_AIM OF THE TASK_
Below are entries to be transcribed exactly; exclude the pictures from the copy.

_DATASET_
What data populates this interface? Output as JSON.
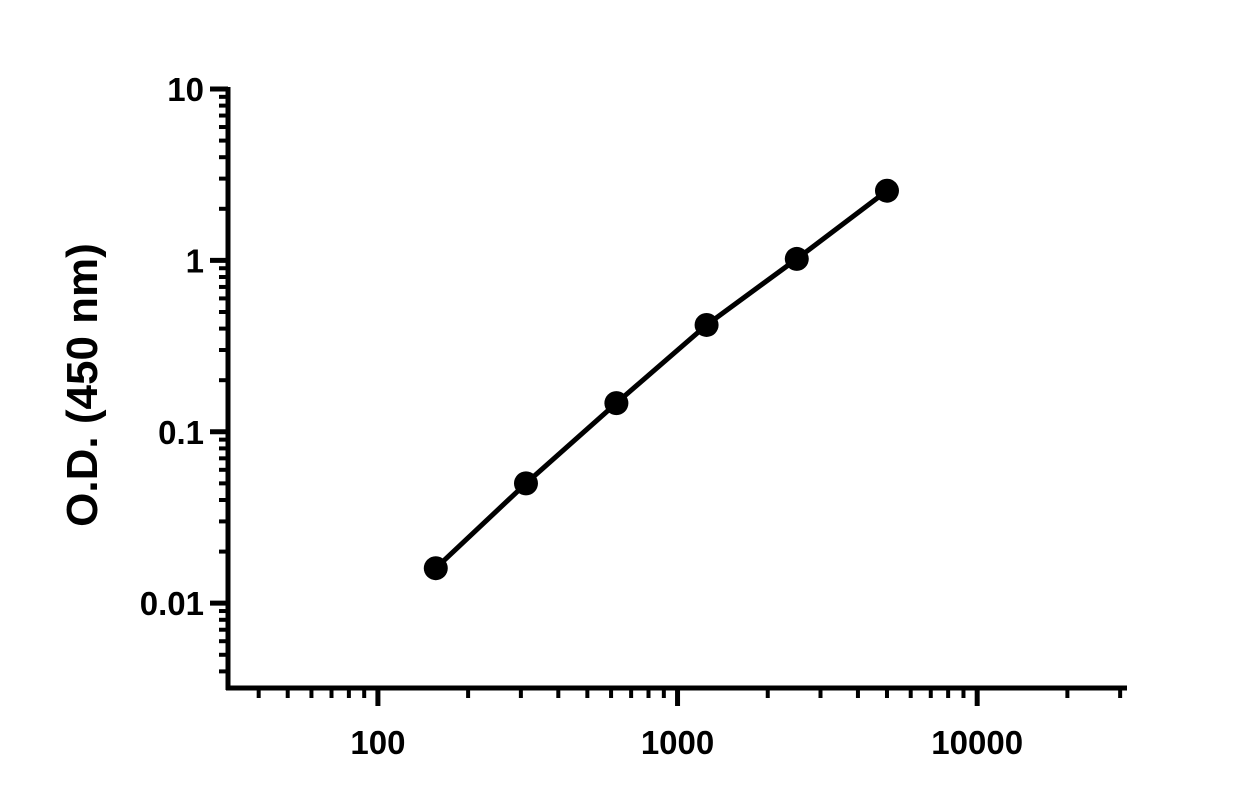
{
  "chart_data": {
    "type": "line",
    "title": "",
    "xlabel": "",
    "ylabel": "O.D. (450 nm)",
    "x_scale": "log",
    "y_scale": "log",
    "xlim": [
      31.6,
      31623
    ],
    "ylim": [
      0.0032,
      10
    ],
    "x_ticks": [
      {
        "value": 100,
        "label": "100"
      },
      {
        "value": 1000,
        "label": "1000"
      },
      {
        "value": 10000,
        "label": "10000"
      }
    ],
    "y_ticks": [
      {
        "value": 10,
        "label": "10"
      },
      {
        "value": 1,
        "label": "1"
      },
      {
        "value": 0.1,
        "label": "0.1"
      },
      {
        "value": 0.01,
        "label": "0.01"
      }
    ],
    "grid": false,
    "legend": "none",
    "series": [
      {
        "color": "#000000",
        "marker": "circle",
        "x": [
          156,
          312,
          625,
          1250,
          2500,
          5000
        ],
        "y": [
          0.016,
          0.05,
          0.147,
          0.42,
          1.02,
          2.55
        ]
      }
    ]
  }
}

_CORRECT RESPONSE_
What data populates this interface? Output as JSON.
{
  "chart_data": {
    "type": "line",
    "title": "",
    "xlabel": "",
    "ylabel": "O.D. (450 nm)",
    "x_scale": "log",
    "y_scale": "log",
    "xlim": [
      31.6,
      31623
    ],
    "ylim": [
      0.0032,
      10
    ],
    "x_ticks": [
      {
        "value": 100,
        "label": "100"
      },
      {
        "value": 1000,
        "label": "1000"
      },
      {
        "value": 10000,
        "label": "10000"
      }
    ],
    "y_ticks": [
      {
        "value": 10,
        "label": "10"
      },
      {
        "value": 1,
        "label": "1"
      },
      {
        "value": 0.1,
        "label": "0.1"
      },
      {
        "value": 0.01,
        "label": "0.01"
      }
    ],
    "grid": false,
    "legend": "none",
    "series": [
      {
        "color": "#000000",
        "marker": "circle",
        "x": [
          156,
          312,
          625,
          1250,
          2500,
          5000
        ],
        "y": [
          0.016,
          0.05,
          0.147,
          0.42,
          1.02,
          2.55
        ]
      }
    ]
  }
}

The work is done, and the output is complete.